Take the material and output all of it exactly.

-- BEGIN --

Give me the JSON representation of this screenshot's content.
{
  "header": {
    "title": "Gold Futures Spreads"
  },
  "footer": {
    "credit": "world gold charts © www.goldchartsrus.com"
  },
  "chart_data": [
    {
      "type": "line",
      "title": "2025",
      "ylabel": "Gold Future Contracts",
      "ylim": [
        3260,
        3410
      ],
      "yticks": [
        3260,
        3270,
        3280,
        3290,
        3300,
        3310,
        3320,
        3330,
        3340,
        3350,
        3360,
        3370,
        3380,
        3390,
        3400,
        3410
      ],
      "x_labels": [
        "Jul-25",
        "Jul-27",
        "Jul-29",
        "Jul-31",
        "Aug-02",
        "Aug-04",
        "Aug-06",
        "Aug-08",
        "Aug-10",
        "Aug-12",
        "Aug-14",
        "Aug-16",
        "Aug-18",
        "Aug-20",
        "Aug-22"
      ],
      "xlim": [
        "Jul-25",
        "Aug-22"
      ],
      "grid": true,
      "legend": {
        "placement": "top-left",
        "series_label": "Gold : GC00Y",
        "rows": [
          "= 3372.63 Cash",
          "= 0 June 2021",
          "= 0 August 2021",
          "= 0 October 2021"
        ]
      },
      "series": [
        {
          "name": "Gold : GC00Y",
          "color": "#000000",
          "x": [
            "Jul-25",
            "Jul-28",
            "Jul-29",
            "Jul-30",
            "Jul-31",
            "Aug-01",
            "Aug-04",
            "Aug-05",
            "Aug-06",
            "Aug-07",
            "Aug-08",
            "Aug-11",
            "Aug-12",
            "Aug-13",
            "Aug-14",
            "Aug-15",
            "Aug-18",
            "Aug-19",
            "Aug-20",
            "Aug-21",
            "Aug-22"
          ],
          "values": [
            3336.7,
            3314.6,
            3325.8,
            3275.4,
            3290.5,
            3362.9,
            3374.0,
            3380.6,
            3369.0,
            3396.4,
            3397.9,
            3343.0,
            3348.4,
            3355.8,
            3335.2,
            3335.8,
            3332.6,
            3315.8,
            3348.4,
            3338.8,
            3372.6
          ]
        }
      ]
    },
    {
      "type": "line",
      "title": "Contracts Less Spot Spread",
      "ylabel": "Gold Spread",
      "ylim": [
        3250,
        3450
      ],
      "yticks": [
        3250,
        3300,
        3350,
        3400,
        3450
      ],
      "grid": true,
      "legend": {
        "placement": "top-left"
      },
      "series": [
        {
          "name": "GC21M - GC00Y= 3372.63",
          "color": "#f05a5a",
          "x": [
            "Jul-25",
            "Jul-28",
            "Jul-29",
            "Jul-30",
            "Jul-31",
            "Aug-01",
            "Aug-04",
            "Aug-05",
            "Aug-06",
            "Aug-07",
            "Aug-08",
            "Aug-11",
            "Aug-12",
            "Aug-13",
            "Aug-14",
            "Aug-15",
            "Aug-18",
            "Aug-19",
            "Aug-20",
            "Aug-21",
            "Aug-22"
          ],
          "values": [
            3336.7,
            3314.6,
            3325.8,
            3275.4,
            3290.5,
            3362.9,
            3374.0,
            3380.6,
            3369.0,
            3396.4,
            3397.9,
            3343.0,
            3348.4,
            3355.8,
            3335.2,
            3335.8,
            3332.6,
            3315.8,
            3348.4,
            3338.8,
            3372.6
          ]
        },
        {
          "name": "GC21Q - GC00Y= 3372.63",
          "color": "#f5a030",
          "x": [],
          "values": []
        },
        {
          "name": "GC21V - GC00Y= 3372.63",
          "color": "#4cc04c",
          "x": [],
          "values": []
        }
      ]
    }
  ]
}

-- END --

_EXPECTED ANSWER_:
Give me the JSON representation of this screenshot's content.
{
  "header": {
    "title": "Gold Futures Spreads"
  },
  "footer": {
    "credit": "world gold charts © www.goldchartsrus.com"
  },
  "chart_data": [
    {
      "type": "line",
      "title": "2025",
      "ylabel": "Gold Future Contracts",
      "ylim": [
        3260,
        3410
      ],
      "yticks": [
        3260,
        3270,
        3280,
        3290,
        3300,
        3310,
        3320,
        3330,
        3340,
        3350,
        3360,
        3370,
        3380,
        3390,
        3400,
        3410
      ],
      "x_labels": [
        "Jul-25",
        "Jul-27",
        "Jul-29",
        "Jul-31",
        "Aug-02",
        "Aug-04",
        "Aug-06",
        "Aug-08",
        "Aug-10",
        "Aug-12",
        "Aug-14",
        "Aug-16",
        "Aug-18",
        "Aug-20",
        "Aug-22"
      ],
      "xlim": [
        "Jul-25",
        "Aug-22"
      ],
      "grid": true,
      "legend": {
        "placement": "top-left",
        "series_label": "Gold : GC00Y",
        "rows": [
          "= 3372.63 Cash",
          "= 0 June 2021",
          "= 0 August 2021",
          "= 0 October 2021"
        ]
      },
      "series": [
        {
          "name": "Gold : GC00Y",
          "color": "#000000",
          "x": [
            "Jul-25",
            "Jul-28",
            "Jul-29",
            "Jul-30",
            "Jul-31",
            "Aug-01",
            "Aug-04",
            "Aug-05",
            "Aug-06",
            "Aug-07",
            "Aug-08",
            "Aug-11",
            "Aug-12",
            "Aug-13",
            "Aug-14",
            "Aug-15",
            "Aug-18",
            "Aug-19",
            "Aug-20",
            "Aug-21",
            "Aug-22"
          ],
          "values": [
            3336.7,
            3314.6,
            3325.8,
            3275.4,
            3290.5,
            3362.9,
            3374.0,
            3380.6,
            3369.0,
            3396.4,
            3397.9,
            3343.0,
            3348.4,
            3355.8,
            3335.2,
            3335.8,
            3332.6,
            3315.8,
            3348.4,
            3338.8,
            3372.6
          ]
        }
      ]
    },
    {
      "type": "line",
      "title": "Contracts Less Spot Spread",
      "ylabel": "Gold Spread",
      "ylim": [
        3250,
        3450
      ],
      "yticks": [
        3250,
        3300,
        3350,
        3400,
        3450
      ],
      "grid": true,
      "legend": {
        "placement": "top-left"
      },
      "series": [
        {
          "name": "GC21M - GC00Y= 3372.63",
          "color": "#f05a5a",
          "x": [
            "Jul-25",
            "Jul-28",
            "Jul-29",
            "Jul-30",
            "Jul-31",
            "Aug-01",
            "Aug-04",
            "Aug-05",
            "Aug-06",
            "Aug-07",
            "Aug-08",
            "Aug-11",
            "Aug-12",
            "Aug-13",
            "Aug-14",
            "Aug-15",
            "Aug-18",
            "Aug-19",
            "Aug-20",
            "Aug-21",
            "Aug-22"
          ],
          "values": [
            3336.7,
            3314.6,
            3325.8,
            3275.4,
            3290.5,
            3362.9,
            3374.0,
            3380.6,
            3369.0,
            3396.4,
            3397.9,
            3343.0,
            3348.4,
            3355.8,
            3335.2,
            3335.8,
            3332.6,
            3315.8,
            3348.4,
            3338.8,
            3372.6
          ]
        },
        {
          "name": "GC21Q - GC00Y= 3372.63",
          "color": "#f5a030",
          "x": [],
          "values": []
        },
        {
          "name": "GC21V - GC00Y= 3372.63",
          "color": "#4cc04c",
          "x": [],
          "values": []
        }
      ]
    }
  ]
}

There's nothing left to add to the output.